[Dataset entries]
==*==

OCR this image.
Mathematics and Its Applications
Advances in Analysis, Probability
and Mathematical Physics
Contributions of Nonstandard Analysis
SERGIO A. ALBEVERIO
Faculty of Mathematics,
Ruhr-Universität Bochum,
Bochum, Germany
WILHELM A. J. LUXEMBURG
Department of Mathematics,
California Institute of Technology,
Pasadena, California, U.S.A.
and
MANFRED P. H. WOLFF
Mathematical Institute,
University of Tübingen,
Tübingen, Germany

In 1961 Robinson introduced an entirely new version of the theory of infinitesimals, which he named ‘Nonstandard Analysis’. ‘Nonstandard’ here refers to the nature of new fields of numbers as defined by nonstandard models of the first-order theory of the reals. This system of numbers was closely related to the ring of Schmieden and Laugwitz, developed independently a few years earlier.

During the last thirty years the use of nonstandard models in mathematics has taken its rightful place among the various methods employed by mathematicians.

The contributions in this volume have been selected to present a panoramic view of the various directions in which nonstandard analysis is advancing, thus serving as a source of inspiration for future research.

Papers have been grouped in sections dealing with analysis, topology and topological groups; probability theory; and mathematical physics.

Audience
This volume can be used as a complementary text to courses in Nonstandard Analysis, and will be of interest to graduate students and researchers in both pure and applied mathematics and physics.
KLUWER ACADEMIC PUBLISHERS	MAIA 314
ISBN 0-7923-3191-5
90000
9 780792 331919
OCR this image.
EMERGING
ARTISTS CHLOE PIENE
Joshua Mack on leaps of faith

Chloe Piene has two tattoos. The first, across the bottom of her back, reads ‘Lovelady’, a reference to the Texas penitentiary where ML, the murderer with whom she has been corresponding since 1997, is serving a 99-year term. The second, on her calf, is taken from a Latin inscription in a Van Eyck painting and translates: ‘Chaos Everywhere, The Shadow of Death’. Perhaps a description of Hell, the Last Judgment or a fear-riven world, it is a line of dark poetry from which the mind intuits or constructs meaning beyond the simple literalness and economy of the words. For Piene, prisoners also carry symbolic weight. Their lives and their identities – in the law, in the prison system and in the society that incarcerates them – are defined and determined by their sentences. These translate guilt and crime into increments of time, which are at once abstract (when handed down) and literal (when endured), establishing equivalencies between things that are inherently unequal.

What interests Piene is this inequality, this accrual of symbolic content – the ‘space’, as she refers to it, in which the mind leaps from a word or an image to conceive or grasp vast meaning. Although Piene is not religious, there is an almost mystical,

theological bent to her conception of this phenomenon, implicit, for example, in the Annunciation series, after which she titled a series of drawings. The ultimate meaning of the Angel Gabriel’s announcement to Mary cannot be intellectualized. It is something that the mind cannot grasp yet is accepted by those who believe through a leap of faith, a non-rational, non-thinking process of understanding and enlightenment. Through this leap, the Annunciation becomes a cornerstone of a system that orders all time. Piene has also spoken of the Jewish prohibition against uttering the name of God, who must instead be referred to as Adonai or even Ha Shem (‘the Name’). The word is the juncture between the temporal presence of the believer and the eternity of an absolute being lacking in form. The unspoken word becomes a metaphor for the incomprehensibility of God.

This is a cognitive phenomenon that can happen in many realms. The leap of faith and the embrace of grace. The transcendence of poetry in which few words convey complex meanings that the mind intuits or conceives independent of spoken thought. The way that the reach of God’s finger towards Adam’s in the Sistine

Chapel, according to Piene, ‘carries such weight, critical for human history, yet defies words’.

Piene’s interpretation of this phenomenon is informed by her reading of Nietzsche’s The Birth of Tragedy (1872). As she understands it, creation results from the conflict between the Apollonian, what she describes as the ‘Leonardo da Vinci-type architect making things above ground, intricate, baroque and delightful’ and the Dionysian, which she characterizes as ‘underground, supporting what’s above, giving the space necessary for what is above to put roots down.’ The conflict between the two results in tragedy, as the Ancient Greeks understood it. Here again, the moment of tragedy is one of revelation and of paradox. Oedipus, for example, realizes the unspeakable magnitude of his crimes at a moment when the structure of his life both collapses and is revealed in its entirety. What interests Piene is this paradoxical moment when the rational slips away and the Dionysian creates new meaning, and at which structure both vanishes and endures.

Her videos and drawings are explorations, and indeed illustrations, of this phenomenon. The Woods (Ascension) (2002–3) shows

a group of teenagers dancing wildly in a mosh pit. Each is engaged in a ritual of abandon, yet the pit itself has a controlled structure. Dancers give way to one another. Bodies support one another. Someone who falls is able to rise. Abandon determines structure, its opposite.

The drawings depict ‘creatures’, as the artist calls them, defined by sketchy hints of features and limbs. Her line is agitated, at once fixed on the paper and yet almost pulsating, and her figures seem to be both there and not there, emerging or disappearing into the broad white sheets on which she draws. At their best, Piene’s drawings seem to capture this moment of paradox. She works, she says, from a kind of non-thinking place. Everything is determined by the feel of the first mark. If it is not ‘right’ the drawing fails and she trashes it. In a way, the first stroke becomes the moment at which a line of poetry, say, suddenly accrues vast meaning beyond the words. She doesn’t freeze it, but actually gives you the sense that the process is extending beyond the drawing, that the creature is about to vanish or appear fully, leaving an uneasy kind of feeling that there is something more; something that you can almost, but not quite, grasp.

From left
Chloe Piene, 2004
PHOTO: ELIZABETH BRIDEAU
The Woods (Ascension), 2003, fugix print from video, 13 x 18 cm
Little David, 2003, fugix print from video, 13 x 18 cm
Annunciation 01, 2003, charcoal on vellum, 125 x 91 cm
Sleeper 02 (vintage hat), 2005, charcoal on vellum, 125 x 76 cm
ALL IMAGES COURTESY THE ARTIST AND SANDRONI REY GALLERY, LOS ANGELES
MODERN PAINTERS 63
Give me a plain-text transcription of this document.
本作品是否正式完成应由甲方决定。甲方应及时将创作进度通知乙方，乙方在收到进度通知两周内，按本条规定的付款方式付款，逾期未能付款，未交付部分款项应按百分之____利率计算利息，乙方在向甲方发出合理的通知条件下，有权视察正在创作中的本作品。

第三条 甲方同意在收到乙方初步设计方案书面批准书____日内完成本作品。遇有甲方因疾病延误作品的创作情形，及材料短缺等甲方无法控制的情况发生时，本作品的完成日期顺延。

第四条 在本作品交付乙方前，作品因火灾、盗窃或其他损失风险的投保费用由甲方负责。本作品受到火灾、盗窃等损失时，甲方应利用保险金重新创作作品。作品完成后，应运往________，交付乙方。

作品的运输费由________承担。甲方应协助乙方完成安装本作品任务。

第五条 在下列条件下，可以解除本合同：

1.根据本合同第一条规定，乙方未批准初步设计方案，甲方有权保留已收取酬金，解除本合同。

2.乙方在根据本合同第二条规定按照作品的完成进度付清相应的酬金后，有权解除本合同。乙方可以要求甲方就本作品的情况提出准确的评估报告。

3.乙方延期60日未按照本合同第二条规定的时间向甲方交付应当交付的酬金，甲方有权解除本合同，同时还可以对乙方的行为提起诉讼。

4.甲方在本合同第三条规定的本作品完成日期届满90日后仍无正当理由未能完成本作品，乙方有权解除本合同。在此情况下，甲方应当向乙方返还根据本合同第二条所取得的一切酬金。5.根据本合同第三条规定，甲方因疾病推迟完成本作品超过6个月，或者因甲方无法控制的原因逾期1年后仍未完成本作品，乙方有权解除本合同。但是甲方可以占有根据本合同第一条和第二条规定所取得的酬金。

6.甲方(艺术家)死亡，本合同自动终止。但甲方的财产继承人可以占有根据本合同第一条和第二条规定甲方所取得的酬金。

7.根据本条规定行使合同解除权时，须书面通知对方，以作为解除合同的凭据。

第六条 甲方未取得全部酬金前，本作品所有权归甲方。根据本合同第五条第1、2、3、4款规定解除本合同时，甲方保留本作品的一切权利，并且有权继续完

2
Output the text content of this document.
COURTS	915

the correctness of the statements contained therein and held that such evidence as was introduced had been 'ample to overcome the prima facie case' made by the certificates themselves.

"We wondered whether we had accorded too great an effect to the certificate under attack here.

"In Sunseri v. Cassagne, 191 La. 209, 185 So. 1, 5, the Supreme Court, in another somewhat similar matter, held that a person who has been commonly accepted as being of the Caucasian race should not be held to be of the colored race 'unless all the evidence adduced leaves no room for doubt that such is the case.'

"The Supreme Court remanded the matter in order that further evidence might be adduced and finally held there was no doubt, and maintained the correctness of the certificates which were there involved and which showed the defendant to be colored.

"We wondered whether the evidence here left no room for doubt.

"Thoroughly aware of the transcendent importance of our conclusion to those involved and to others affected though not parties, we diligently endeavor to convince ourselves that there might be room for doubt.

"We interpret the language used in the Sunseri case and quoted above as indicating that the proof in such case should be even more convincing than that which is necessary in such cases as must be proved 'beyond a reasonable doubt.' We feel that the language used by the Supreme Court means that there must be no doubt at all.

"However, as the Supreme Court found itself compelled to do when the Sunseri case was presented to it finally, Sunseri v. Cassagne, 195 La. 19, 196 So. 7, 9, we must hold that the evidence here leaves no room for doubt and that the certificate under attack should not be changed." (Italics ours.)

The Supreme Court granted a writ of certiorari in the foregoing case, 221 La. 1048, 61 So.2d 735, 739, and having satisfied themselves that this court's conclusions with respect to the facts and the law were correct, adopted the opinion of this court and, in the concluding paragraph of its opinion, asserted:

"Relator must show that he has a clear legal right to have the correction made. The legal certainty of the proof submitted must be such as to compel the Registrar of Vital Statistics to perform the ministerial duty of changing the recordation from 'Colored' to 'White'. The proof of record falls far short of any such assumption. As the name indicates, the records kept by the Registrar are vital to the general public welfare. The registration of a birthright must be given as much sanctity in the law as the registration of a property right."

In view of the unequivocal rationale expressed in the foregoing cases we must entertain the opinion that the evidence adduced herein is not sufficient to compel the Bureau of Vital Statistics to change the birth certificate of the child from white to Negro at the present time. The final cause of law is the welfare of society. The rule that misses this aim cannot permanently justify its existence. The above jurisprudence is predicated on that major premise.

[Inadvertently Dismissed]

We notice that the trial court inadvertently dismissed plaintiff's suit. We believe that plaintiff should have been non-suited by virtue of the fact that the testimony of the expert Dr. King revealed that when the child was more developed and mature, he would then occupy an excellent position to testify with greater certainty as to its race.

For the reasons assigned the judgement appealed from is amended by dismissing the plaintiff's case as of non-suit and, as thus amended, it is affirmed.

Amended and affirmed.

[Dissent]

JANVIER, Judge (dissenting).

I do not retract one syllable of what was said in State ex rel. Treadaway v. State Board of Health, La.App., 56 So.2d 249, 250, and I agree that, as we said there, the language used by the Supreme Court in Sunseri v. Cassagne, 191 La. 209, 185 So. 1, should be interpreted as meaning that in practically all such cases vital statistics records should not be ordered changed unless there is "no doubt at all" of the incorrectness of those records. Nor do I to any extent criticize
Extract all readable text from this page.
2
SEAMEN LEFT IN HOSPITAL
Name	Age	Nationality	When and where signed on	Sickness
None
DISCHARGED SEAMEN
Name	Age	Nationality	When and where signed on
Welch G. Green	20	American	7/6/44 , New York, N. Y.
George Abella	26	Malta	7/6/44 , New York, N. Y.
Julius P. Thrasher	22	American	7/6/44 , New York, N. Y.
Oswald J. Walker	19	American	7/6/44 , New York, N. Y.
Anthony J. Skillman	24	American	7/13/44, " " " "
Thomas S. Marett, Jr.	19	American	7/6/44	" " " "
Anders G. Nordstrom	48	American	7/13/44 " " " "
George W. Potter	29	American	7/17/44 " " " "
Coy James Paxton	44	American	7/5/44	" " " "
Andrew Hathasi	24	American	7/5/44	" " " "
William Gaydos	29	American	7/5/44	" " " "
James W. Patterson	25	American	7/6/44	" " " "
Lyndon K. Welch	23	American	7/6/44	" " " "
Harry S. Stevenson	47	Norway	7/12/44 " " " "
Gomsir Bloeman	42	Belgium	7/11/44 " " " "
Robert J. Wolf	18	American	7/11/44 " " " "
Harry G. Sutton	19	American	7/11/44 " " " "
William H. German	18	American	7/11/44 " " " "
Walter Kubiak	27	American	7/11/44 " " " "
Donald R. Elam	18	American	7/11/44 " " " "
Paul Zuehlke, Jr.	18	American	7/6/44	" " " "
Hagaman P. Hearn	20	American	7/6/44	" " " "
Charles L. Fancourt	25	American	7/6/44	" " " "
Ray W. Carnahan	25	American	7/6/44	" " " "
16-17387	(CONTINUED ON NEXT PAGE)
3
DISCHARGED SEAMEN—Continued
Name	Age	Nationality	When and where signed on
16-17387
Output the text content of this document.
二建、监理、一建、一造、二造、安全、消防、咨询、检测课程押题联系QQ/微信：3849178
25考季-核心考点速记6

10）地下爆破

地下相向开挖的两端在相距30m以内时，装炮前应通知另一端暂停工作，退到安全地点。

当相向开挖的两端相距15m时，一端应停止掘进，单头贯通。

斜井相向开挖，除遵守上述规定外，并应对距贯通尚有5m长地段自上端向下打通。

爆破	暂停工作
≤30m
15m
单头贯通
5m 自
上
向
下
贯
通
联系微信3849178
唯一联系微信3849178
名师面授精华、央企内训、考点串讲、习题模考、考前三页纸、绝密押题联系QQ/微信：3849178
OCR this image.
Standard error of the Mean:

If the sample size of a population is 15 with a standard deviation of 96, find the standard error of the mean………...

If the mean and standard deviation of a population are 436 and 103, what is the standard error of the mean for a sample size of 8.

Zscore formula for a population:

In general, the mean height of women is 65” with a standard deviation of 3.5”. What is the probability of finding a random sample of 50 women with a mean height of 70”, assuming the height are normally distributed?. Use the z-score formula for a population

==*==

PROBLEM TO SOLVE
Return all lines of the material above in which the word "view" occurs.

ANSWER TO THIS EXERCISE
The contributions in this volume have been selected to present a panoramic view of the various directions in which nonstandard analysis is advancing, thus serving as a source of inspiration for future research.
In view of the unequivocal rationale expressed in the foregoing cases we must entertain the opinion that the evidence adduced herein is not sufficient to compel the Bureau of Vital Statistics to change the birth certificate of the child from white to Negro at the present time. The final cause of law is the welfare of society. The rule that misses this aim cannot permanently justify its existence. The above jurisprudence is predicated on that major premise.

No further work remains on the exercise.